Task details =
Show every line containing "Point" by copying it.
--- --- ---
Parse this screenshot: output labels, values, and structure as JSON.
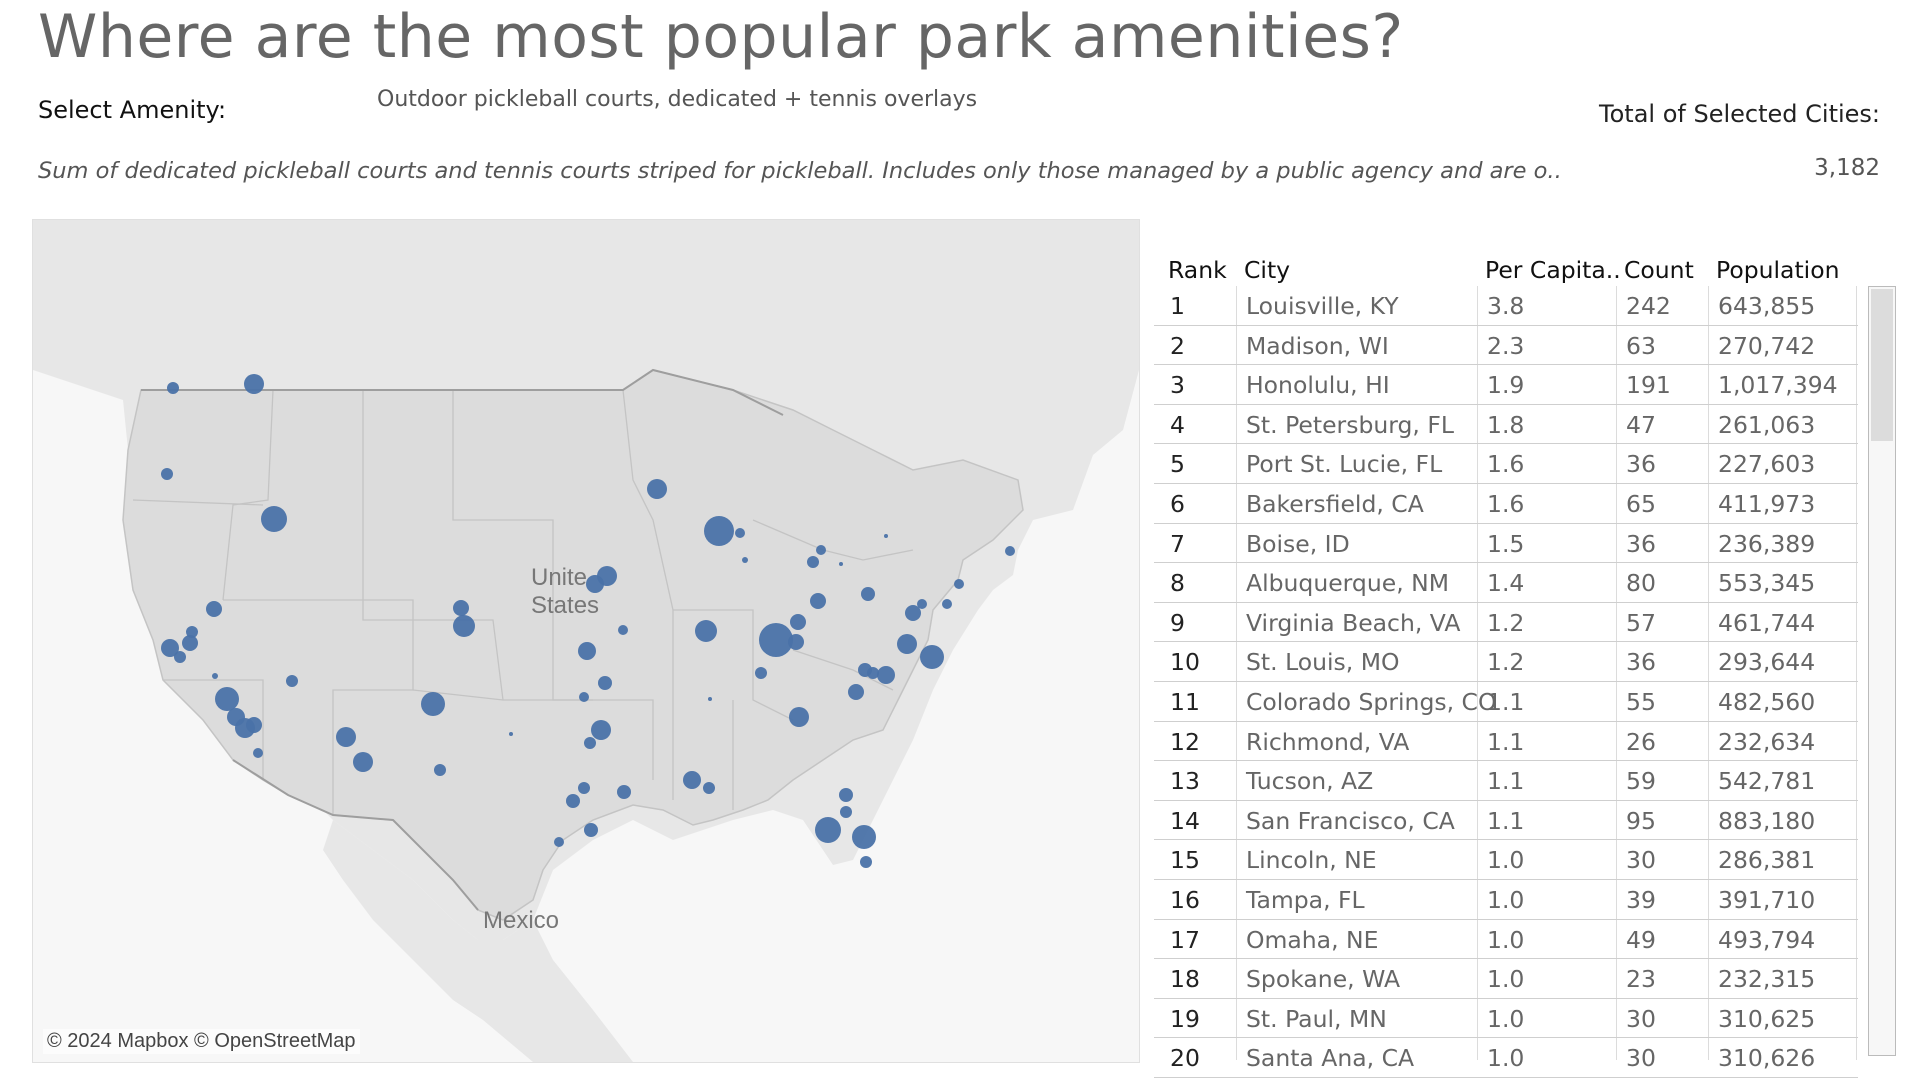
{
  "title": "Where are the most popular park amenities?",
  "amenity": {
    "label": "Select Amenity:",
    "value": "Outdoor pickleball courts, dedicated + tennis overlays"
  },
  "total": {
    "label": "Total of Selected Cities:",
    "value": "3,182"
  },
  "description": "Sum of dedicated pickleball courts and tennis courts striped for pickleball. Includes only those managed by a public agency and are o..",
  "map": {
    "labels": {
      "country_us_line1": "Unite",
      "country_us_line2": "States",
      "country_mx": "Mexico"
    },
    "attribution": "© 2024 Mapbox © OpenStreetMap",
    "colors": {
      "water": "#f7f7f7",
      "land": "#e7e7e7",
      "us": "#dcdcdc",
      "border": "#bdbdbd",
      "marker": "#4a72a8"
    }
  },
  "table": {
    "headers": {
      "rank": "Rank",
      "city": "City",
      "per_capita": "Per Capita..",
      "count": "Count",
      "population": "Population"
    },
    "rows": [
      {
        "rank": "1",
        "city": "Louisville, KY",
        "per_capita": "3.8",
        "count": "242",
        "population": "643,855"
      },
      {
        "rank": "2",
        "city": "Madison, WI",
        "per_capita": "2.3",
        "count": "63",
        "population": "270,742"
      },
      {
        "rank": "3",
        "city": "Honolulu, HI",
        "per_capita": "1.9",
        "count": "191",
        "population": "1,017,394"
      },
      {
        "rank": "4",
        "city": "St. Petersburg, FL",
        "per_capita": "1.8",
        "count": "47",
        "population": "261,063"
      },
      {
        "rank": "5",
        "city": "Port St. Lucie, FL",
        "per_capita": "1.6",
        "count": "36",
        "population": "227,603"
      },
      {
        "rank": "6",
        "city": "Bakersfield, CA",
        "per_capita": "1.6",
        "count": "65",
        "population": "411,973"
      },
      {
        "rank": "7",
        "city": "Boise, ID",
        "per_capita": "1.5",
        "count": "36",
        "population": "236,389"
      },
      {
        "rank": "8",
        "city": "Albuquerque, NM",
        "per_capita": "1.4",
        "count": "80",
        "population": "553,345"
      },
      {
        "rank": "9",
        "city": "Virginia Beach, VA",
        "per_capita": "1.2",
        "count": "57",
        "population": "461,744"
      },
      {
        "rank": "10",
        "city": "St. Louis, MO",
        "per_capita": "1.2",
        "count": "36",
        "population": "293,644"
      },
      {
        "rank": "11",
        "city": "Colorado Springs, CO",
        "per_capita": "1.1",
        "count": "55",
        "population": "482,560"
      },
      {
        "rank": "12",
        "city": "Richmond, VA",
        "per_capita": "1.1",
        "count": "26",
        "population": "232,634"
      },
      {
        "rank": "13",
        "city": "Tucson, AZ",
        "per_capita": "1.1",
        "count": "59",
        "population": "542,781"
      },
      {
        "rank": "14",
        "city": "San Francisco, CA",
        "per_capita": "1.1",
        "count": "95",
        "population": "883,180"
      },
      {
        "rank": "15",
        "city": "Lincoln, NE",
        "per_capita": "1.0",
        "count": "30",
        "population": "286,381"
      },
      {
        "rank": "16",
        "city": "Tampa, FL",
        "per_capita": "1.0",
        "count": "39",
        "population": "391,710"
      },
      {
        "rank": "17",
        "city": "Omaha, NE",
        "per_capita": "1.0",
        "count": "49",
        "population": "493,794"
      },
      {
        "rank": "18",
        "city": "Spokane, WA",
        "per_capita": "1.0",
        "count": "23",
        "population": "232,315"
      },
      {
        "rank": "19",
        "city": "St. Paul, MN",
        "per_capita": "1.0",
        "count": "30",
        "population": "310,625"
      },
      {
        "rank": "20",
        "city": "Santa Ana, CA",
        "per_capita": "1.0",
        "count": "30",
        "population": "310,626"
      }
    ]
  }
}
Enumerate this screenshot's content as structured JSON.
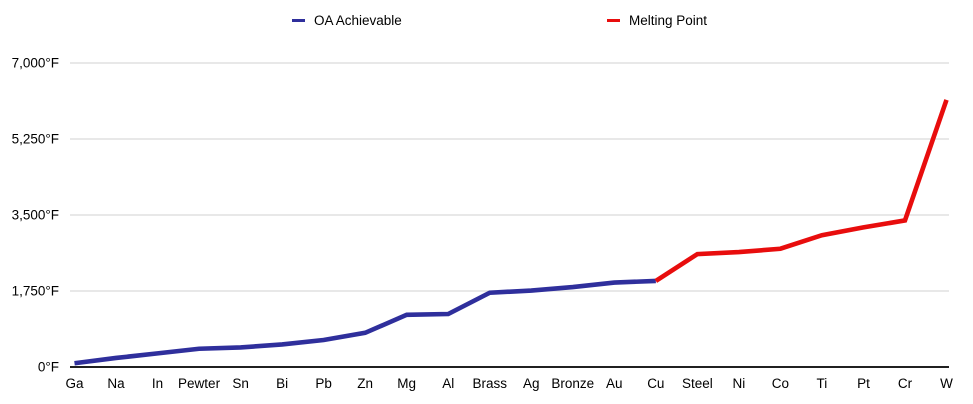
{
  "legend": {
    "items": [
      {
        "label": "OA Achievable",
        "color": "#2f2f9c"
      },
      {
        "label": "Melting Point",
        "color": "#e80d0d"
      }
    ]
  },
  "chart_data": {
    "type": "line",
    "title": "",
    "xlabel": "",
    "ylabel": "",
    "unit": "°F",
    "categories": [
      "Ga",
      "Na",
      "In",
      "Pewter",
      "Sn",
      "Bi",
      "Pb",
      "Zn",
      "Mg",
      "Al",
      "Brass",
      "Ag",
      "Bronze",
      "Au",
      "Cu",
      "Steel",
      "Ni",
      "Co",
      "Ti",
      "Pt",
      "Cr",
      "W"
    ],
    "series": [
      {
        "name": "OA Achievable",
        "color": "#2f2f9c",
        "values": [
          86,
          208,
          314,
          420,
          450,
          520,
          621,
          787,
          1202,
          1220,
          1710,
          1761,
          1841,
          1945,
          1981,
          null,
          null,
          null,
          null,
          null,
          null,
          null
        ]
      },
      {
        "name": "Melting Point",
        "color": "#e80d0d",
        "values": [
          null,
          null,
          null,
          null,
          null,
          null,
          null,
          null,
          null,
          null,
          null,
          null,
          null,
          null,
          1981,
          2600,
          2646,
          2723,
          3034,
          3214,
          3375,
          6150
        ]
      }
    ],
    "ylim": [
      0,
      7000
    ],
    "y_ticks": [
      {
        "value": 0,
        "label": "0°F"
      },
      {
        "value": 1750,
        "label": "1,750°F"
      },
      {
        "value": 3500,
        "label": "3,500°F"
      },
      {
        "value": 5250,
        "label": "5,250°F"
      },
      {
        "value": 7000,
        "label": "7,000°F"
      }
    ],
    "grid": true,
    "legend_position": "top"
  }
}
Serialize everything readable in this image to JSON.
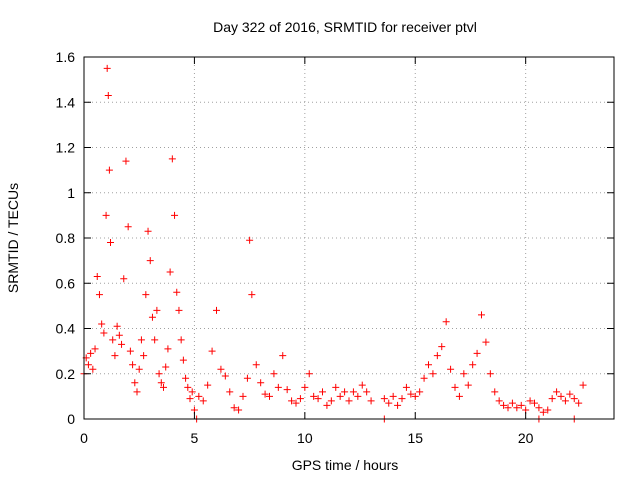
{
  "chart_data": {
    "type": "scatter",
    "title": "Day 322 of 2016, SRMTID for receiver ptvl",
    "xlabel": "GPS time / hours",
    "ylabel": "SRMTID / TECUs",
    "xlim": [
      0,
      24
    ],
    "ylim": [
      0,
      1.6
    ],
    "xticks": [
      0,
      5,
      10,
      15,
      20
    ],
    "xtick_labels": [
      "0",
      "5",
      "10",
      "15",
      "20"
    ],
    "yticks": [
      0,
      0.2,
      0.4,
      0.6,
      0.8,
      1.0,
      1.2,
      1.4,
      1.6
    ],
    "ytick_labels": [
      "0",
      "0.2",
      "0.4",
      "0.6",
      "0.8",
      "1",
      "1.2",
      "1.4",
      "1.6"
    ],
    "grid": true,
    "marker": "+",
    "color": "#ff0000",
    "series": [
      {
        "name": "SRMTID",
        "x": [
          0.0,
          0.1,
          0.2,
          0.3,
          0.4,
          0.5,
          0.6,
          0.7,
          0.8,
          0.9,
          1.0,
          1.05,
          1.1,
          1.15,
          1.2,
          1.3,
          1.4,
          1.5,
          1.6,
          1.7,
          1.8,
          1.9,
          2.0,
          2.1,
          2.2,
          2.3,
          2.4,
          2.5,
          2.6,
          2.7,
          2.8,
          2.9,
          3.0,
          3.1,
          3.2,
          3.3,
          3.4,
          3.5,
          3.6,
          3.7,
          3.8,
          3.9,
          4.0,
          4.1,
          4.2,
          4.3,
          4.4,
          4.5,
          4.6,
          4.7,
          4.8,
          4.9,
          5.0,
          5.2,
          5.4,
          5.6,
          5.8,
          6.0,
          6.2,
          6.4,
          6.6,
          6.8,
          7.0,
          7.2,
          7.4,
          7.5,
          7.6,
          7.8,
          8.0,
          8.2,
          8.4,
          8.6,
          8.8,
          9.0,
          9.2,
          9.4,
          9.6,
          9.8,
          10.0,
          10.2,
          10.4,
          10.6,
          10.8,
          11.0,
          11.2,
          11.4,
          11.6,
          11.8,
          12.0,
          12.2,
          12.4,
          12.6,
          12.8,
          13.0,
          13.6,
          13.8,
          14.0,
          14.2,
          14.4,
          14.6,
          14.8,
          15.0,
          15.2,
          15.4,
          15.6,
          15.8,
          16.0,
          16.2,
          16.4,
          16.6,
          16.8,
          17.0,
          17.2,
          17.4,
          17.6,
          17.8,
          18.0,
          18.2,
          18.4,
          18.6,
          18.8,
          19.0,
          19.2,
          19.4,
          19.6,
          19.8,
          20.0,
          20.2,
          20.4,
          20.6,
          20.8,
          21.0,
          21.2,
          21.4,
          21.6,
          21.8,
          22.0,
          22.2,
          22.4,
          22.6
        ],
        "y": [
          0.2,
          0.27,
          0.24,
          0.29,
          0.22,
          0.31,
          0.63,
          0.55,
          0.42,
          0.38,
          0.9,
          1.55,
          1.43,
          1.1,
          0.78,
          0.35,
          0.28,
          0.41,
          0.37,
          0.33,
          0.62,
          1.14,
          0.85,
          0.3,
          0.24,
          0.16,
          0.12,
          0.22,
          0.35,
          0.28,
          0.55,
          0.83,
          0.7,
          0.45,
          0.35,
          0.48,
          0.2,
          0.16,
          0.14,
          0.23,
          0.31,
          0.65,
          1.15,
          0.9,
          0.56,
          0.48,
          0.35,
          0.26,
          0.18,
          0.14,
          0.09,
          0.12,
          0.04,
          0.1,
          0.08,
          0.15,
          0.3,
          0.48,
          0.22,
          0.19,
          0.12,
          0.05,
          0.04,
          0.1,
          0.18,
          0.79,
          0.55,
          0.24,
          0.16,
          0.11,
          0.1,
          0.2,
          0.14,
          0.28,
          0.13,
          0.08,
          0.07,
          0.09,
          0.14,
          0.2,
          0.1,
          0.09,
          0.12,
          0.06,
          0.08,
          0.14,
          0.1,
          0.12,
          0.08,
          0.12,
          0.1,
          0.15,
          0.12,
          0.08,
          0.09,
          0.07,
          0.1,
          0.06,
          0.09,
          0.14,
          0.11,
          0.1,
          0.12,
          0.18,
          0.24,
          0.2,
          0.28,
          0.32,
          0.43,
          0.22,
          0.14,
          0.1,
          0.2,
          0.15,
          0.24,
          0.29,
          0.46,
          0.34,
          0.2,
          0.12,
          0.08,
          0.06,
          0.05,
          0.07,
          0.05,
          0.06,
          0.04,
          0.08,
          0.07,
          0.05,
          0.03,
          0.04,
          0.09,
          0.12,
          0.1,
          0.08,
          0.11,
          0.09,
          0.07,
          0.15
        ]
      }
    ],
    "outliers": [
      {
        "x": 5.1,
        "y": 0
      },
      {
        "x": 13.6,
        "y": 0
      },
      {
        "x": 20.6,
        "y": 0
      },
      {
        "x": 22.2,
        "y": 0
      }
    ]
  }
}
--- --- ---
Task response =
        "label": "Melting Point",
        "name": "Melting Point",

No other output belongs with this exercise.